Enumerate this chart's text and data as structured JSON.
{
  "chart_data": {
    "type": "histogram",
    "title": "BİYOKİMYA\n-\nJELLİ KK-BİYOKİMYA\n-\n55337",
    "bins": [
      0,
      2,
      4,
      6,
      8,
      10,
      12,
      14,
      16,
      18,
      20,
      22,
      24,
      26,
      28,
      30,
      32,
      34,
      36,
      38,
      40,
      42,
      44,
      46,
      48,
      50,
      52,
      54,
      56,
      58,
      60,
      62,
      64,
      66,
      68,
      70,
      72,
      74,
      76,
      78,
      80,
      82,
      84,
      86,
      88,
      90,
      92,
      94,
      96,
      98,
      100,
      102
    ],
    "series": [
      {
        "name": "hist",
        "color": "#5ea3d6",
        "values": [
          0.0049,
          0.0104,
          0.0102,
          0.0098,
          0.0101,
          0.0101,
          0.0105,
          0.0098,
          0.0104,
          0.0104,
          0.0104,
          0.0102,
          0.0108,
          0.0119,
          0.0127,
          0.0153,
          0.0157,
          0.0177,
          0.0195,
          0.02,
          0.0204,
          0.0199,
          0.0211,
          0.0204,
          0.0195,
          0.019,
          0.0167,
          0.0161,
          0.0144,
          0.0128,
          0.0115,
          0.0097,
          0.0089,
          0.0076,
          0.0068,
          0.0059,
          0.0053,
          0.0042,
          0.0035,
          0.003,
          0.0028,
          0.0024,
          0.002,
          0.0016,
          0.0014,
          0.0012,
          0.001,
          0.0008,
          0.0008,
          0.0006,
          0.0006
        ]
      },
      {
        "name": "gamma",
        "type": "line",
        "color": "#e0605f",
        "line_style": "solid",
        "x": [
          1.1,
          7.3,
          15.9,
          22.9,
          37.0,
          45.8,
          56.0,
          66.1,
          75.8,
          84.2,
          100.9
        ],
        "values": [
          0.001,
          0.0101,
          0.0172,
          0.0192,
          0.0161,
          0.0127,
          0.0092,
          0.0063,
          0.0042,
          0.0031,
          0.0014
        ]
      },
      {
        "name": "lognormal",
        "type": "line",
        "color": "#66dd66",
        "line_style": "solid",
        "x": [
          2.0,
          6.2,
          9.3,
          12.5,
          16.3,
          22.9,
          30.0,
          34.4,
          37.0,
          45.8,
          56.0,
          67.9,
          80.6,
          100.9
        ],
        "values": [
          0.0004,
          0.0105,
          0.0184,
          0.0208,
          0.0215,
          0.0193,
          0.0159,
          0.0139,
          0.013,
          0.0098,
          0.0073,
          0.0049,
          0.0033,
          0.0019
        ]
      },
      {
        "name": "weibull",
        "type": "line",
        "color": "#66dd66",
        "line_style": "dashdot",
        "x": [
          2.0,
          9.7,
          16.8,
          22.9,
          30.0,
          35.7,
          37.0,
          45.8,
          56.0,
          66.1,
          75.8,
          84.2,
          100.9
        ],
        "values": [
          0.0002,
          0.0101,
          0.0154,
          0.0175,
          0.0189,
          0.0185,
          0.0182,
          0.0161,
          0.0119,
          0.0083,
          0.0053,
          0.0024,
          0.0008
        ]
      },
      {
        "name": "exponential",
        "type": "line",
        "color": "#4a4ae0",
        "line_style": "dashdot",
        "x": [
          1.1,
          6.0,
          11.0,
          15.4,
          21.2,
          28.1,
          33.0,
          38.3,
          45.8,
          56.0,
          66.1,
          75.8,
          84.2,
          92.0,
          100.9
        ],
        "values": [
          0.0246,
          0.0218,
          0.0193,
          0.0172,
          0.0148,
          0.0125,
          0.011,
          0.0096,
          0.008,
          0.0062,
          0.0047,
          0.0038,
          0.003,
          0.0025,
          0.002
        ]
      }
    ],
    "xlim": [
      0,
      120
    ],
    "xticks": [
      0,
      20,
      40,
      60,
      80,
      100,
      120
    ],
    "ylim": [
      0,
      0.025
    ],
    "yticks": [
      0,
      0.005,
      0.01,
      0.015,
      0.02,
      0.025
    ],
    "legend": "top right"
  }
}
------------
» INSTRUCTIONS FOR THE TASK
Repeat the records above exactly.

» TASK RESPONSE
Enumerate this chart's text and data as structured JSON.
{
  "chart_data": {
    "type": "histogram",
    "title": "BİYOKİMYA\n-\nJELLİ KK-BİYOKİMYA\n-\n55337",
    "bins": [
      0,
      2,
      4,
      6,
      8,
      10,
      12,
      14,
      16,
      18,
      20,
      22,
      24,
      26,
      28,
      30,
      32,
      34,
      36,
      38,
      40,
      42,
      44,
      46,
      48,
      50,
      52,
      54,
      56,
      58,
      60,
      62,
      64,
      66,
      68,
      70,
      72,
      74,
      76,
      78,
      80,
      82,
      84,
      86,
      88,
      90,
      92,
      94,
      96,
      98,
      100,
      102
    ],
    "series": [
      {
        "name": "hist",
        "color": "#5ea3d6",
        "values": [
          0.0049,
          0.0104,
          0.0102,
          0.0098,
          0.0101,
          0.0101,
          0.0105,
          0.0098,
          0.0104,
          0.0104,
          0.0104,
          0.0102,
          0.0108,
          0.0119,
          0.0127,
          0.0153,
          0.0157,
          0.0177,
          0.0195,
          0.02,
          0.0204,
          0.0199,
          0.0211,
          0.0204,
          0.0195,
          0.019,
          0.0167,
          0.0161,
          0.0144,
          0.0128,
          0.0115,
          0.0097,
          0.0089,
          0.0076,
          0.0068,
          0.0059,
          0.0053,
          0.0042,
          0.0035,
          0.003,
          0.0028,
          0.0024,
          0.002,
          0.0016,
          0.0014,
          0.0012,
          0.001,
          0.0008,
          0.0008,
          0.0006,
          0.0006
        ]
      },
      {
        "name": "gamma",
        "type": "line",
        "color": "#e0605f",
        "line_style": "solid",
        "x": [
          1.1,
          7.3,
          15.9,
          22.9,
          37.0,
          45.8,
          56.0,
          66.1,
          75.8,
          84.2,
          100.9
        ],
        "values": [
          0.001,
          0.0101,
          0.0172,
          0.0192,
          0.0161,
          0.0127,
          0.0092,
          0.0063,
          0.0042,
          0.0031,
          0.0014
        ]
      },
      {
        "name": "lognormal",
        "type": "line",
        "color": "#66dd66",
        "line_style": "solid",
        "x": [
          2.0,
          6.2,
          9.3,
          12.5,
          16.3,
          22.9,
          30.0,
          34.4,
          37.0,
          45.8,
          56.0,
          67.9,
          80.6,
          100.9
        ],
        "values": [
          0.0004,
          0.0105,
          0.0184,
          0.0208,
          0.0215,
          0.0193,
          0.0159,
          0.0139,
          0.013,
          0.0098,
          0.0073,
          0.0049,
          0.0033,
          0.0019
        ]
      },
      {
        "name": "weibull",
        "type": "line",
        "color": "#66dd66",
        "line_style": "dashdot",
        "x": [
          2.0,
          9.7,
          16.8,
          22.9,
          30.0,
          35.7,
          37.0,
          45.8,
          56.0,
          66.1,
          75.8,
          84.2,
          100.9
        ],
        "values": [
          0.0002,
          0.0101,
          0.0154,
          0.0175,
          0.0189,
          0.0185,
          0.0182,
          0.0161,
          0.0119,
          0.0083,
          0.0053,
          0.0024,
          0.0008
        ]
      },
      {
        "name": "exponential",
        "type": "line",
        "color": "#4a4ae0",
        "line_style": "dashdot",
        "x": [
          1.1,
          6.0,
          11.0,
          15.4,
          21.2,
          28.1,
          33.0,
          38.3,
          45.8,
          56.0,
          66.1,
          75.8,
          84.2,
          92.0,
          100.9
        ],
        "values": [
          0.0246,
          0.0218,
          0.0193,
          0.0172,
          0.0148,
          0.0125,
          0.011,
          0.0096,
          0.008,
          0.0062,
          0.0047,
          0.0038,
          0.003,
          0.0025,
          0.002
        ]
      }
    ],
    "xlim": [
      0,
      120
    ],
    "xticks": [
      0,
      20,
      40,
      60,
      80,
      100,
      120
    ],
    "ylim": [
      0,
      0.025
    ],
    "yticks": [
      0,
      0.005,
      0.01,
      0.015,
      0.02,
      0.025
    ],
    "legend": "top right"
  }
}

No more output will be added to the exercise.